:: INSTRUCTIONS FOR THE TASK ::
Could you transcribe every record below exactly as written, leaving out any pictures?

--------------------------------

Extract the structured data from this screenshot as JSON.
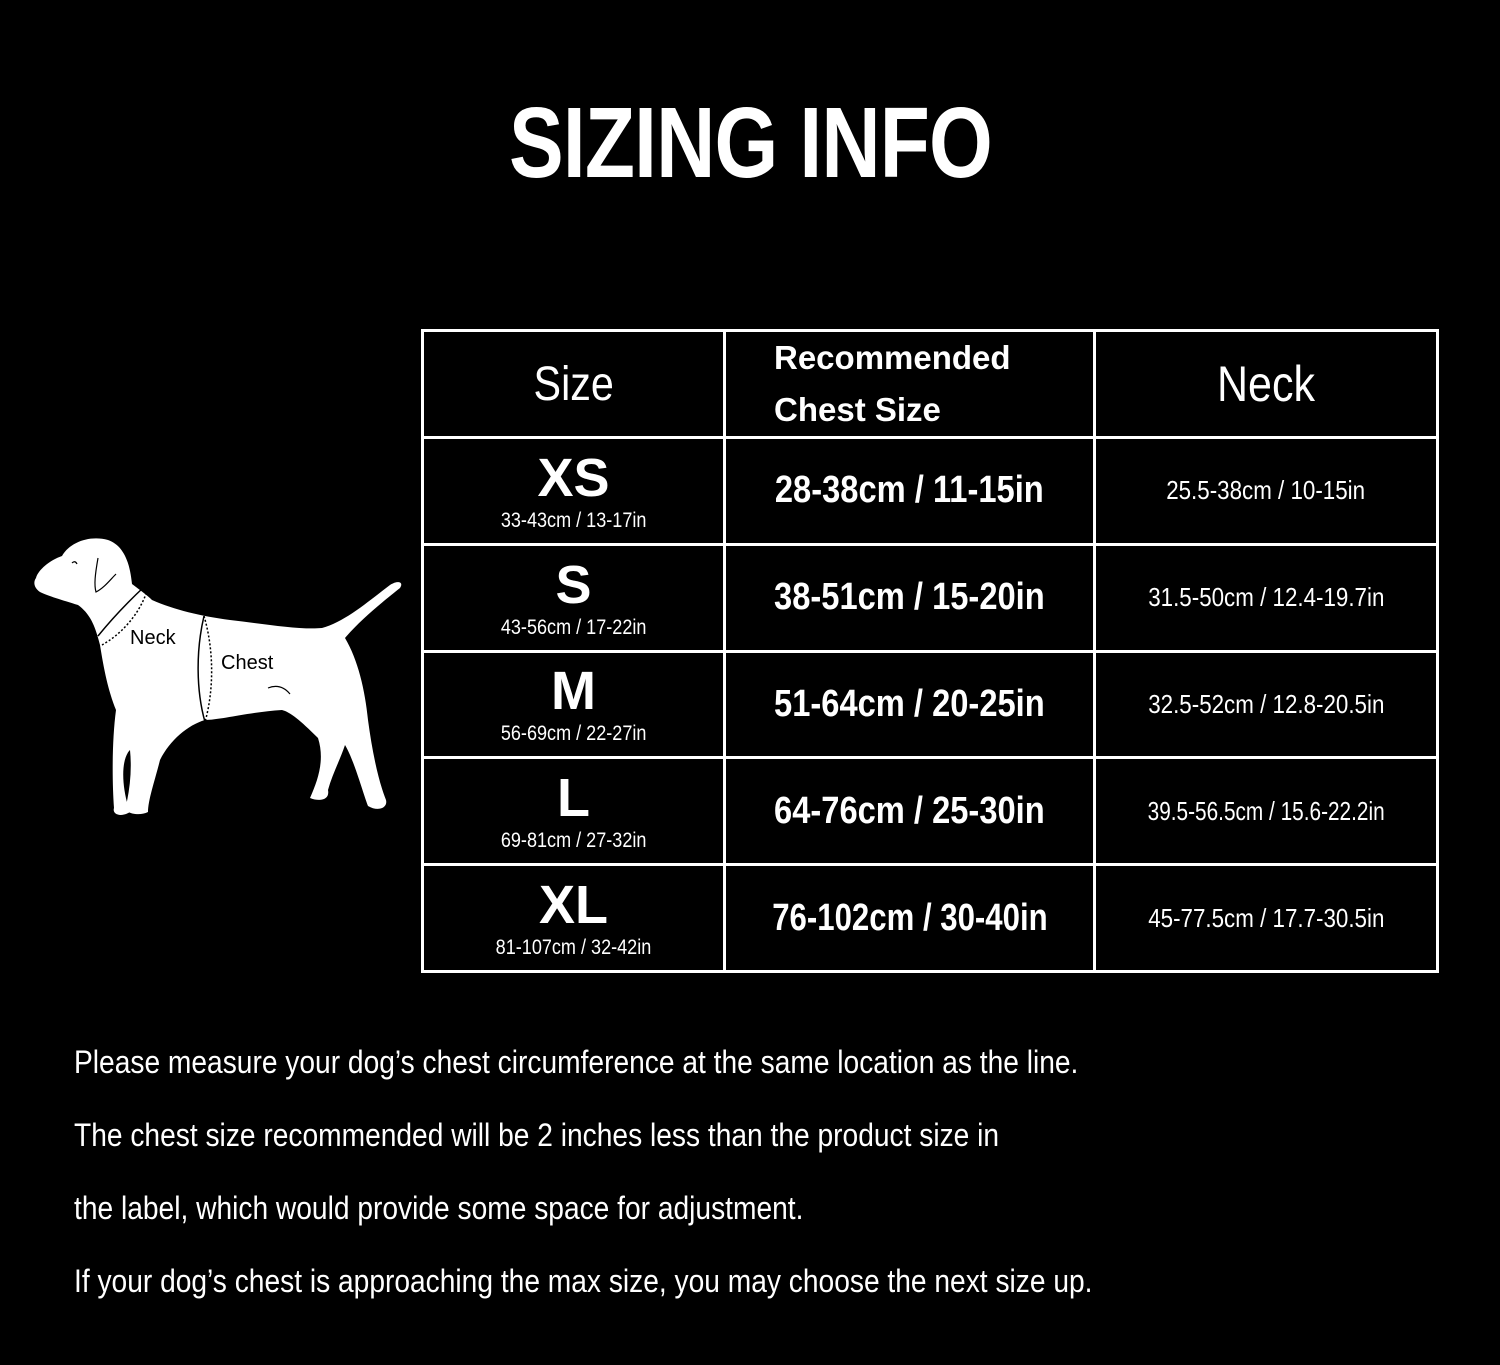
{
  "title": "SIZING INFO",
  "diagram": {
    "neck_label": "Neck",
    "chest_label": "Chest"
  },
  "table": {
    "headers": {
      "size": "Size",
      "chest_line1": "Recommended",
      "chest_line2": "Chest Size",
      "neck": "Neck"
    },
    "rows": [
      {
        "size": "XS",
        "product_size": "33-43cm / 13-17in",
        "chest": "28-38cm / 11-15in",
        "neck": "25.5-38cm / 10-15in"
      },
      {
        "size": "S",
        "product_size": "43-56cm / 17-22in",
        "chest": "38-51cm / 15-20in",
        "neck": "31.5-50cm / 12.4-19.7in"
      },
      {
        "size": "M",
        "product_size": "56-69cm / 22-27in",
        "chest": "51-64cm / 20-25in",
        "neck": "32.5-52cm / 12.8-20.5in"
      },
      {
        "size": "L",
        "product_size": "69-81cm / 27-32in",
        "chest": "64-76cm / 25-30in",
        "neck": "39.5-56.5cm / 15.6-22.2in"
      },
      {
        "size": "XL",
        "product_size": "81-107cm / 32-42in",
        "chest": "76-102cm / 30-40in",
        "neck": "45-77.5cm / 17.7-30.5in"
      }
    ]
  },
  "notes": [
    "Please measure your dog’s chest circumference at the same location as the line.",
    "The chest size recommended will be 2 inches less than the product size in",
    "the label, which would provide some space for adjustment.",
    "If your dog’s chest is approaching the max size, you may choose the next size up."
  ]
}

--------------------------------

:: EXERCISE OUTPUT ::
Extract the structured data from this screenshot as JSON.
{
  "title": "SIZING INFO",
  "diagram": {
    "neck_label": "Neck",
    "chest_label": "Chest"
  },
  "table": {
    "headers": {
      "size": "Size",
      "chest_line1": "Recommended",
      "chest_line2": "Chest Size",
      "neck": "Neck"
    },
    "rows": [
      {
        "size": "XS",
        "product_size": "33-43cm / 13-17in",
        "chest": "28-38cm / 11-15in",
        "neck": "25.5-38cm / 10-15in"
      },
      {
        "size": "S",
        "product_size": "43-56cm / 17-22in",
        "chest": "38-51cm / 15-20in",
        "neck": "31.5-50cm / 12.4-19.7in"
      },
      {
        "size": "M",
        "product_size": "56-69cm / 22-27in",
        "chest": "51-64cm / 20-25in",
        "neck": "32.5-52cm / 12.8-20.5in"
      },
      {
        "size": "L",
        "product_size": "69-81cm / 27-32in",
        "chest": "64-76cm / 25-30in",
        "neck": "39.5-56.5cm / 15.6-22.2in"
      },
      {
        "size": "XL",
        "product_size": "81-107cm / 32-42in",
        "chest": "76-102cm / 30-40in",
        "neck": "45-77.5cm / 17.7-30.5in"
      }
    ]
  },
  "notes": [
    "Please measure your dog’s chest circumference at the same location as the line.",
    "The chest size recommended will be 2 inches less than the product size in",
    "the label, which would provide some space for adjustment.",
    "If your dog’s chest is approaching the max size, you may choose the next size up."
  ]
}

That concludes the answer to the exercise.